PROBLEM DESCRIPTION => Reproduce every entry exactly and leave its pictures out.
Start of EXERCISE DATA
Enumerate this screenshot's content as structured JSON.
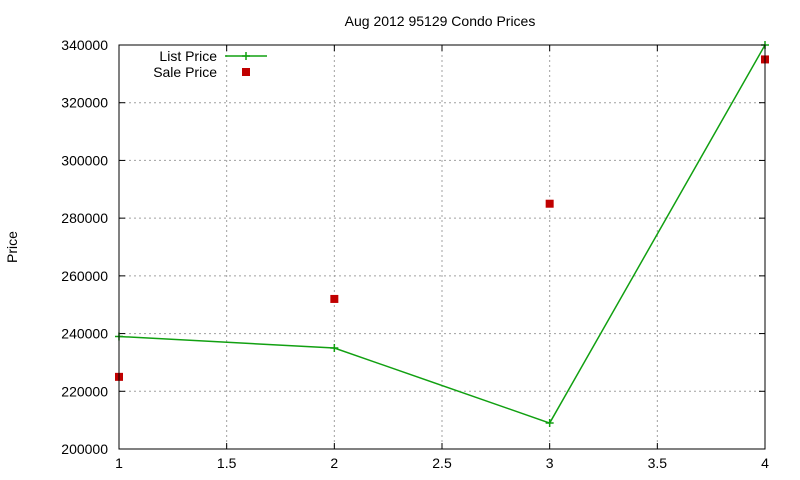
{
  "chart_data": {
    "type": "line",
    "title": "Aug 2012 95129 Condo Prices",
    "xlabel": "",
    "ylabel": "Price",
    "xlim": [
      1,
      4
    ],
    "ylim": [
      200000,
      340000
    ],
    "x_ticks": [
      1,
      1.5,
      2,
      2.5,
      3,
      3.5,
      4
    ],
    "x_tick_labels": [
      "1",
      "1.5",
      "2",
      "2.5",
      "3",
      "3.5",
      "4"
    ],
    "y_ticks": [
      200000,
      220000,
      240000,
      260000,
      280000,
      300000,
      320000,
      340000
    ],
    "y_tick_labels": [
      "200000",
      "220000",
      "240000",
      "260000",
      "280000",
      "300000",
      "320000",
      "340000"
    ],
    "grid": true,
    "legend_position": "top-left",
    "series": [
      {
        "name": "List Price",
        "style": "linespoints",
        "marker": "plus",
        "color": "#11a011",
        "x": [
          1,
          2,
          3,
          4
        ],
        "y": [
          239000,
          235000,
          209000,
          340000
        ]
      },
      {
        "name": "Sale Price",
        "style": "points",
        "marker": "square",
        "color": "#c00000",
        "x": [
          1,
          2,
          3,
          4
        ],
        "y": [
          225000,
          252000,
          285000,
          335000
        ]
      }
    ]
  }
}
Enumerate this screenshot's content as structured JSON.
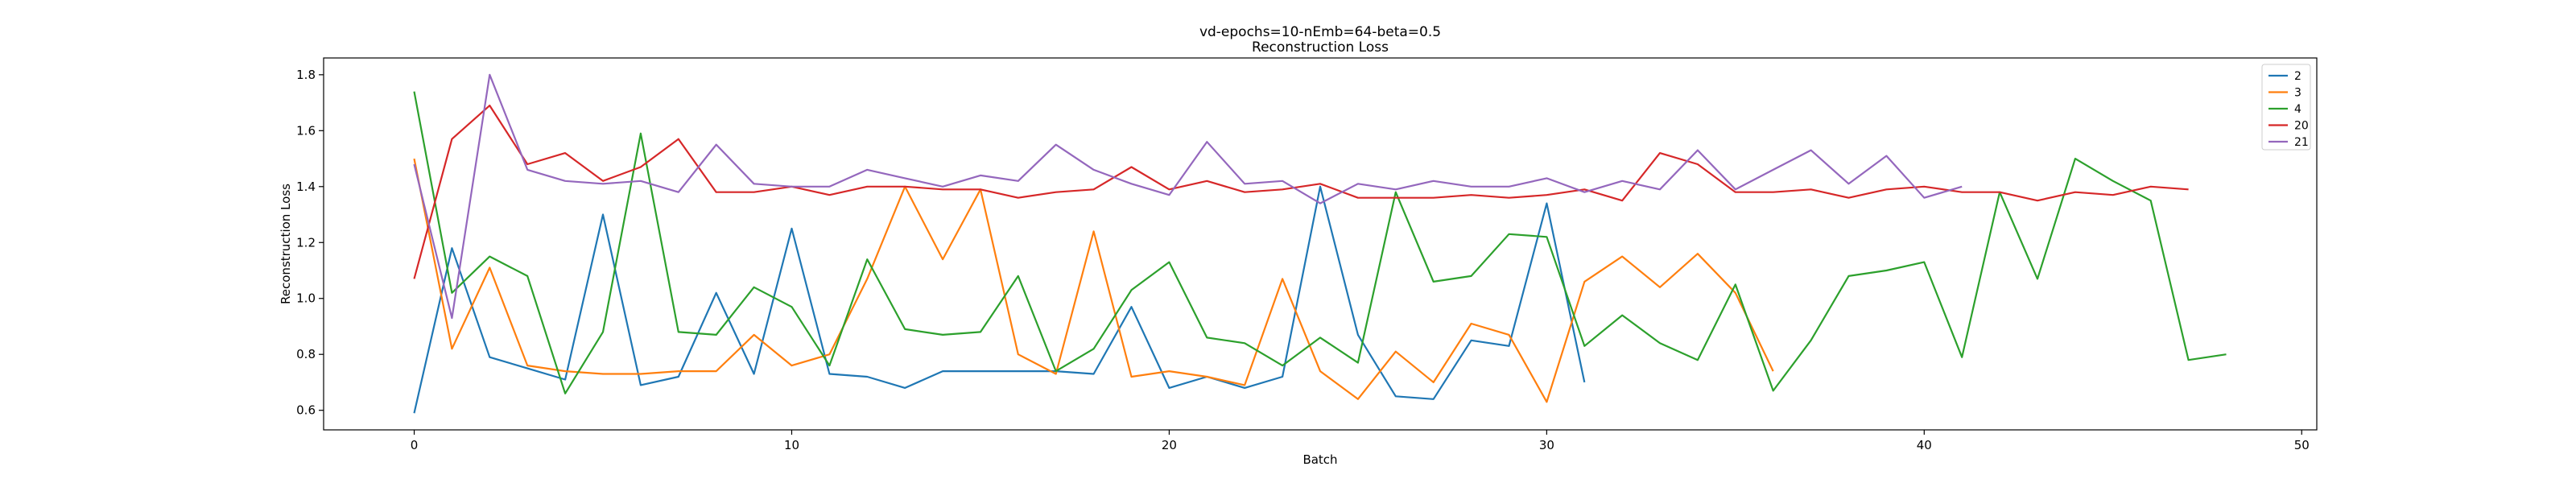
{
  "chart_data": {
    "type": "line",
    "title": "vd-epochs=10-nEmb=64-beta=0.5",
    "subtitle": "Reconstruction Loss",
    "xlabel": "Batch",
    "ylabel": "Reconstruction Loss",
    "xlim": [
      -2.4,
      50.4
    ],
    "ylim": [
      0.53,
      1.86
    ],
    "xticks": [
      0,
      10,
      20,
      30,
      40,
      50
    ],
    "yticks": [
      0.6,
      0.8,
      1.0,
      1.2,
      1.4,
      1.6,
      1.8
    ],
    "xtick_labels": [
      "0",
      "10",
      "20",
      "30",
      "40",
      "50"
    ],
    "ytick_labels": [
      "0.6",
      "0.8",
      "1.0",
      "1.2",
      "1.4",
      "1.6",
      "1.8"
    ],
    "grid": false,
    "legend_position": "upper right",
    "series": [
      {
        "name": "2",
        "color": "#1f77b4",
        "values": [
          0.59,
          1.18,
          0.79,
          0.75,
          0.71,
          1.3,
          0.69,
          0.72,
          1.02,
          0.73,
          1.25,
          0.73,
          0.72,
          0.68,
          0.74,
          0.74,
          0.74,
          0.74,
          0.73,
          0.97,
          0.68,
          0.72,
          0.68,
          0.72,
          1.4,
          0.87,
          0.65,
          0.64,
          0.85,
          0.83,
          1.34,
          0.7
        ]
      },
      {
        "name": "3",
        "color": "#ff7f0e",
        "values": [
          1.5,
          0.82,
          1.11,
          0.76,
          0.74,
          0.73,
          0.73,
          0.74,
          0.74,
          0.87,
          0.76,
          0.8,
          1.07,
          1.4,
          1.14,
          1.39,
          0.8,
          0.73,
          1.24,
          0.72,
          0.74,
          0.72,
          0.69,
          1.07,
          0.74,
          0.64,
          0.81,
          0.7,
          0.91,
          0.87,
          0.63,
          1.06,
          1.15,
          1.04,
          1.16,
          1.02,
          0.74
        ]
      },
      {
        "name": "4",
        "color": "#2ca02c",
        "values": [
          1.74,
          1.02,
          1.15,
          1.08,
          0.66,
          0.88,
          1.59,
          0.88,
          0.87,
          1.04,
          0.97,
          0.76,
          1.14,
          0.89,
          0.87,
          0.88,
          1.08,
          0.74,
          0.82,
          1.03,
          1.13,
          0.86,
          0.84,
          0.76,
          0.86,
          0.77,
          1.38,
          1.06,
          1.08,
          1.23,
          1.22,
          0.83,
          0.94,
          0.84,
          0.78,
          1.05,
          0.67,
          0.85,
          1.08,
          1.1,
          1.13,
          0.79,
          1.38,
          1.07,
          1.5,
          1.42,
          1.35,
          0.78,
          0.8
        ]
      },
      {
        "name": "20",
        "color": "#d62728",
        "values": [
          1.07,
          1.57,
          1.69,
          1.48,
          1.52,
          1.42,
          1.47,
          1.57,
          1.38,
          1.38,
          1.4,
          1.37,
          1.4,
          1.4,
          1.39,
          1.39,
          1.36,
          1.38,
          1.39,
          1.47,
          1.39,
          1.42,
          1.38,
          1.39,
          1.41,
          1.36,
          1.36,
          1.36,
          1.37,
          1.36,
          1.37,
          1.39,
          1.35,
          1.52,
          1.48,
          1.38,
          1.38,
          1.39,
          1.36,
          1.39,
          1.4,
          1.38,
          1.38,
          1.35,
          1.38,
          1.37,
          1.4,
          1.39
        ]
      },
      {
        "name": "21",
        "color": "#9467bd",
        "values": [
          1.48,
          0.93,
          1.8,
          1.46,
          1.42,
          1.41,
          1.42,
          1.38,
          1.55,
          1.41,
          1.4,
          1.4,
          1.46,
          1.43,
          1.4,
          1.44,
          1.42,
          1.55,
          1.46,
          1.41,
          1.37,
          1.56,
          1.41,
          1.42,
          1.34,
          1.41,
          1.39,
          1.42,
          1.4,
          1.4,
          1.43,
          1.38,
          1.42,
          1.39,
          1.53,
          1.39,
          1.46,
          1.53,
          1.41,
          1.51,
          1.36,
          1.4
        ]
      }
    ]
  }
}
End of EXERCISE DATA
EXERCISE RESPONSE =>
Enumerate this screenshot's content as structured JSON.
{
  "chart_data": {
    "type": "line",
    "title": "Aug 2012 95129 Condo Prices",
    "xlabel": "",
    "ylabel": "Price",
    "xlim": [
      1,
      4
    ],
    "ylim": [
      200000,
      340000
    ],
    "x_ticks": [
      1,
      1.5,
      2,
      2.5,
      3,
      3.5,
      4
    ],
    "x_tick_labels": [
      "1",
      "1.5",
      "2",
      "2.5",
      "3",
      "3.5",
      "4"
    ],
    "y_ticks": [
      200000,
      220000,
      240000,
      260000,
      280000,
      300000,
      320000,
      340000
    ],
    "y_tick_labels": [
      "200000",
      "220000",
      "240000",
      "260000",
      "280000",
      "300000",
      "320000",
      "340000"
    ],
    "grid": true,
    "legend_position": "top-left",
    "series": [
      {
        "name": "List Price",
        "style": "linespoints",
        "marker": "plus",
        "color": "#11a011",
        "x": [
          1,
          2,
          3,
          4
        ],
        "y": [
          239000,
          235000,
          209000,
          340000
        ]
      },
      {
        "name": "Sale Price",
        "style": "points",
        "marker": "square",
        "color": "#c00000",
        "x": [
          1,
          2,
          3,
          4
        ],
        "y": [
          225000,
          252000,
          285000,
          335000
        ]
      }
    ]
  }
}
Enumerate this screenshot's content as structured JSON.
{
  "chart_data": {
    "type": "line",
    "title": "vd-epochs=10-nEmb=64-beta=0.5",
    "subtitle": "Reconstruction Loss",
    "xlabel": "Batch",
    "ylabel": "Reconstruction Loss",
    "xlim": [
      -2.4,
      50.4
    ],
    "ylim": [
      0.53,
      1.86
    ],
    "xticks": [
      0,
      10,
      20,
      30,
      40,
      50
    ],
    "yticks": [
      0.6,
      0.8,
      1.0,
      1.2,
      1.4,
      1.6,
      1.8
    ],
    "xtick_labels": [
      "0",
      "10",
      "20",
      "30",
      "40",
      "50"
    ],
    "ytick_labels": [
      "0.6",
      "0.8",
      "1.0",
      "1.2",
      "1.4",
      "1.6",
      "1.8"
    ],
    "grid": false,
    "legend_position": "upper right",
    "series": [
      {
        "name": "2",
        "color": "#1f77b4",
        "values": [
          0.59,
          1.18,
          0.79,
          0.75,
          0.71,
          1.3,
          0.69,
          0.72,
          1.02,
          0.73,
          1.25,
          0.73,
          0.72,
          0.68,
          0.74,
          0.74,
          0.74,
          0.74,
          0.73,
          0.97,
          0.68,
          0.72,
          0.68,
          0.72,
          1.4,
          0.87,
          0.65,
          0.64,
          0.85,
          0.83,
          1.34,
          0.7
        ]
      },
      {
        "name": "3",
        "color": "#ff7f0e",
        "values": [
          1.5,
          0.82,
          1.11,
          0.76,
          0.74,
          0.73,
          0.73,
          0.74,
          0.74,
          0.87,
          0.76,
          0.8,
          1.07,
          1.4,
          1.14,
          1.39,
          0.8,
          0.73,
          1.24,
          0.72,
          0.74,
          0.72,
          0.69,
          1.07,
          0.74,
          0.64,
          0.81,
          0.7,
          0.91,
          0.87,
          0.63,
          1.06,
          1.15,
          1.04,
          1.16,
          1.02,
          0.74
        ]
      },
      {
        "name": "4",
        "color": "#2ca02c",
        "values": [
          1.74,
          1.02,
          1.15,
          1.08,
          0.66,
          0.88,
          1.59,
          0.88,
          0.87,
          1.04,
          0.97,
          0.76,
          1.14,
          0.89,
          0.87,
          0.88,
          1.08,
          0.74,
          0.82,
          1.03,
          1.13,
          0.86,
          0.84,
          0.76,
          0.86,
          0.77,
          1.38,
          1.06,
          1.08,
          1.23,
          1.22,
          0.83,
          0.94,
          0.84,
          0.78,
          1.05,
          0.67,
          0.85,
          1.08,
          1.1,
          1.13,
          0.79,
          1.38,
          1.07,
          1.5,
          1.42,
          1.35,
          0.78,
          0.8
        ]
      },
      {
        "name": "20",
        "color": "#d62728",
        "values": [
          1.07,
          1.57,
          1.69,
          1.48,
          1.52,
          1.42,
          1.47,
          1.57,
          1.38,
          1.38,
          1.4,
          1.37,
          1.4,
          1.4,
          1.39,
          1.39,
          1.36,
          1.38,
          1.39,
          1.47,
          1.39,
          1.42,
          1.38,
          1.39,
          1.41,
          1.36,
          1.36,
          1.36,
          1.37,
          1.36,
          1.37,
          1.39,
          1.35,
          1.52,
          1.48,
          1.38,
          1.38,
          1.39,
          1.36,
          1.39,
          1.4,
          1.38,
          1.38,
          1.35,
          1.38,
          1.37,
          1.4,
          1.39
        ]
      },
      {
        "name": "21",
        "color": "#9467bd",
        "values": [
          1.48,
          0.93,
          1.8,
          1.46,
          1.42,
          1.41,
          1.42,
          1.38,
          1.55,
          1.41,
          1.4,
          1.4,
          1.46,
          1.43,
          1.4,
          1.44,
          1.42,
          1.55,
          1.46,
          1.41,
          1.37,
          1.56,
          1.41,
          1.42,
          1.34,
          1.41,
          1.39,
          1.42,
          1.4,
          1.4,
          1.43,
          1.38,
          1.42,
          1.39,
          1.53,
          1.39,
          1.46,
          1.53,
          1.41,
          1.51,
          1.36,
          1.4
        ]
      }
    ]
  }
}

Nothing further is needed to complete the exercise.